*What to do*
Locate each line with the string "грунта" in the listing below and copy it.

[Extracted records]
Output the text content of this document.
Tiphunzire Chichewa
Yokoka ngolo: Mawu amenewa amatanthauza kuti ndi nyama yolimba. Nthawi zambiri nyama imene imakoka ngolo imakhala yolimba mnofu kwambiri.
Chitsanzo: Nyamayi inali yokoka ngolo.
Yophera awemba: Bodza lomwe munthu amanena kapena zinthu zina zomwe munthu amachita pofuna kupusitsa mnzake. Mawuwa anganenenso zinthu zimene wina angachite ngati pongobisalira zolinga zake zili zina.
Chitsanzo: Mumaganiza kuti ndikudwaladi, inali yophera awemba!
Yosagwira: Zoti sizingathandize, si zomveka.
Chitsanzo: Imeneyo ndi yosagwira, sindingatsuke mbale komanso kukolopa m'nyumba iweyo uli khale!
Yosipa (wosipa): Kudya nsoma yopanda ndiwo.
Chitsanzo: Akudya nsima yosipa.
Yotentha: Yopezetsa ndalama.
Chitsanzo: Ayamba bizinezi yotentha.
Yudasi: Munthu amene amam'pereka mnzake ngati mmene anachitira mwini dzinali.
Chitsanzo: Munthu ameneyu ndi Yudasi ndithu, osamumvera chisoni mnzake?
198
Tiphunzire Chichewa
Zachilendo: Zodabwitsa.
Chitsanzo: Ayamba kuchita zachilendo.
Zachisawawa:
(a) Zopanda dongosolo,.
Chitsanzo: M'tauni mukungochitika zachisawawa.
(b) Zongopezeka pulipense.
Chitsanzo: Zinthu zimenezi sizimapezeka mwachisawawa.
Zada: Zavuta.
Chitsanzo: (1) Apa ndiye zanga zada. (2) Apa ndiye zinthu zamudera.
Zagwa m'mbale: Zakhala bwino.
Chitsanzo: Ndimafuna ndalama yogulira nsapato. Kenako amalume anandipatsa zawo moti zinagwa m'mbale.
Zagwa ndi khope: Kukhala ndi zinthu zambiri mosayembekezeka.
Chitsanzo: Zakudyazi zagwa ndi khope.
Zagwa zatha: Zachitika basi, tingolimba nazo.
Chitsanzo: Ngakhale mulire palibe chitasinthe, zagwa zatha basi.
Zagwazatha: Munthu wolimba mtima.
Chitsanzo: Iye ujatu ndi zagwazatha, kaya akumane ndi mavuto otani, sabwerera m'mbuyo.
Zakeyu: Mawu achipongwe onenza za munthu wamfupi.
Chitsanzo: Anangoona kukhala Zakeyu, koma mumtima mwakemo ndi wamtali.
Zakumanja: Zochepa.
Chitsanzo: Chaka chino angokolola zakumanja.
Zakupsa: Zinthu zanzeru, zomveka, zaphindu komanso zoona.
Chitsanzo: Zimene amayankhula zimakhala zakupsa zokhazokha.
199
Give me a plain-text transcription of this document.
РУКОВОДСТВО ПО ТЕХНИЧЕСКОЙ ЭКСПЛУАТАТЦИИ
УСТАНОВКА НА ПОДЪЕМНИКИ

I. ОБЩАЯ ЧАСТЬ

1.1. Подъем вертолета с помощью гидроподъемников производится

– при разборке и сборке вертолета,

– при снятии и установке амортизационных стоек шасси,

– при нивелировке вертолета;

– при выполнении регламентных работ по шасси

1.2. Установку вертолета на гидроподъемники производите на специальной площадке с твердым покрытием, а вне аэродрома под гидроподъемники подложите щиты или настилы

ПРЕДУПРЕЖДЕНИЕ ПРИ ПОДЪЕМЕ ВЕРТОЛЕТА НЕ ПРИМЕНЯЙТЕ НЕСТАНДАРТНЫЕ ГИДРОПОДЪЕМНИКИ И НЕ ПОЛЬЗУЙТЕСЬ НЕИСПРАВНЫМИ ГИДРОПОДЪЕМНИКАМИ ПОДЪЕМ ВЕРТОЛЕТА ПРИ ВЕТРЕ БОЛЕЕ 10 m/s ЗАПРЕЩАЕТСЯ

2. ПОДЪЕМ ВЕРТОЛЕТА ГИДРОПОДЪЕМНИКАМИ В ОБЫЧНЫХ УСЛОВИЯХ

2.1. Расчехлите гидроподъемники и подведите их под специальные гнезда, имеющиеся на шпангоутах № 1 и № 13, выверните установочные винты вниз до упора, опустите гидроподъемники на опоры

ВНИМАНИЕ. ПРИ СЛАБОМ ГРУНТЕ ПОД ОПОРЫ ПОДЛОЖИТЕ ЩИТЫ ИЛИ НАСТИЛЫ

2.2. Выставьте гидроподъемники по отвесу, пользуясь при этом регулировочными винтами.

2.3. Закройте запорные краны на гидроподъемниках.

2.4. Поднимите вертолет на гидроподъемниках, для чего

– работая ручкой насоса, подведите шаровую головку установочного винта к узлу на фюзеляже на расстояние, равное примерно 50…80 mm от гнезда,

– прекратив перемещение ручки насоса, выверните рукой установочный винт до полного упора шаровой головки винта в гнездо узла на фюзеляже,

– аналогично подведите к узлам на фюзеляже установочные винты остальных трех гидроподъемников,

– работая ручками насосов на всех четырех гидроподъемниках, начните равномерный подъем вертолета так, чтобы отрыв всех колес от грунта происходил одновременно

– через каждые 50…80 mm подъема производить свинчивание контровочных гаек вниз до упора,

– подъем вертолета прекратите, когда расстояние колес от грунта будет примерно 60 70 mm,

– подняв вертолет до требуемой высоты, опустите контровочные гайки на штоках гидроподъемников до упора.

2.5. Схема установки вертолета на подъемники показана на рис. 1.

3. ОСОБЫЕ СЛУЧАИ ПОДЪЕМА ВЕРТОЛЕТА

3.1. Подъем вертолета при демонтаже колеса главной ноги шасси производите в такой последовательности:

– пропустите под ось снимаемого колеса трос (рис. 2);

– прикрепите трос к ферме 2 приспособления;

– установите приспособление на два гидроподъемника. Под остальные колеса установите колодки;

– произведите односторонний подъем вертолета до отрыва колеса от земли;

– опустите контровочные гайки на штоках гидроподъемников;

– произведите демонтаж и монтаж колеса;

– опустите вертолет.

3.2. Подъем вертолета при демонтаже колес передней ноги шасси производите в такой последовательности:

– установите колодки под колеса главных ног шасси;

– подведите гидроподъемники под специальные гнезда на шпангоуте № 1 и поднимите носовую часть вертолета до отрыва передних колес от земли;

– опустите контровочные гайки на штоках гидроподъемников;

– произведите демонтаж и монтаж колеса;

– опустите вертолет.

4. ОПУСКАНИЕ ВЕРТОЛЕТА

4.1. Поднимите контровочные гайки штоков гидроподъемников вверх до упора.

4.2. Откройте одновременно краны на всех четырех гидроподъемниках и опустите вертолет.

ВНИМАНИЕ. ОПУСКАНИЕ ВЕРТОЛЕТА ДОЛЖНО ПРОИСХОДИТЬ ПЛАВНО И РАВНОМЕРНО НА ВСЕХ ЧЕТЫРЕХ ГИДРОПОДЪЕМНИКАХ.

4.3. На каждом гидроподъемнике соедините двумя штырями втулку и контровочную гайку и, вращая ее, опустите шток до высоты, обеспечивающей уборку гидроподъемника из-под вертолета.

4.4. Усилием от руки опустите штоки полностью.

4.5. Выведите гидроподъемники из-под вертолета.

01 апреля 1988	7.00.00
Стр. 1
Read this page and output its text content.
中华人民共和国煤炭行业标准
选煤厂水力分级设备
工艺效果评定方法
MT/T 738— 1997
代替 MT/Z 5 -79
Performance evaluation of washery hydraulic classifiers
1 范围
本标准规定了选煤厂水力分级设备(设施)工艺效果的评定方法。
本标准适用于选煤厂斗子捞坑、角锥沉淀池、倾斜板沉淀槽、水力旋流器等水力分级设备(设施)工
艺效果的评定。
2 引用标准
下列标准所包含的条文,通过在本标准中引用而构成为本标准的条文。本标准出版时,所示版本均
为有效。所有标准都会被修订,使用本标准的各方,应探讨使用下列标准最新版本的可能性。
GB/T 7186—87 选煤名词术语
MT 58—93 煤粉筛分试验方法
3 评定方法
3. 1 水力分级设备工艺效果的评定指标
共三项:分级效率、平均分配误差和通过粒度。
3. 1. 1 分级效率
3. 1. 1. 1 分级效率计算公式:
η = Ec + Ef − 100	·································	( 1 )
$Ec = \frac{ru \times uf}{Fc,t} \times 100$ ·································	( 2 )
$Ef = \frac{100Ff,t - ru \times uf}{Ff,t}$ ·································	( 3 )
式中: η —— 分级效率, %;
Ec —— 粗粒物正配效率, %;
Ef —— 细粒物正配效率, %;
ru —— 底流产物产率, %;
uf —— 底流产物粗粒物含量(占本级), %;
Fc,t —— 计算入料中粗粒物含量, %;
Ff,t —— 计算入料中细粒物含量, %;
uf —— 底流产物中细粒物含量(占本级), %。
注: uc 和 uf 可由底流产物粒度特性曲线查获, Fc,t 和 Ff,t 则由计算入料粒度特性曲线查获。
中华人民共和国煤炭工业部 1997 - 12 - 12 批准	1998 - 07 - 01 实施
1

*In response*
– работая ручками насосов на всех четырех гидроподъемниках, начните равномерный подъем вертолета так, чтобы отрыв всех колес от грунта происходил одновременно
– подъем вертолета прекратите, когда расстояние колес от грунта будет примерно 60 70 mm,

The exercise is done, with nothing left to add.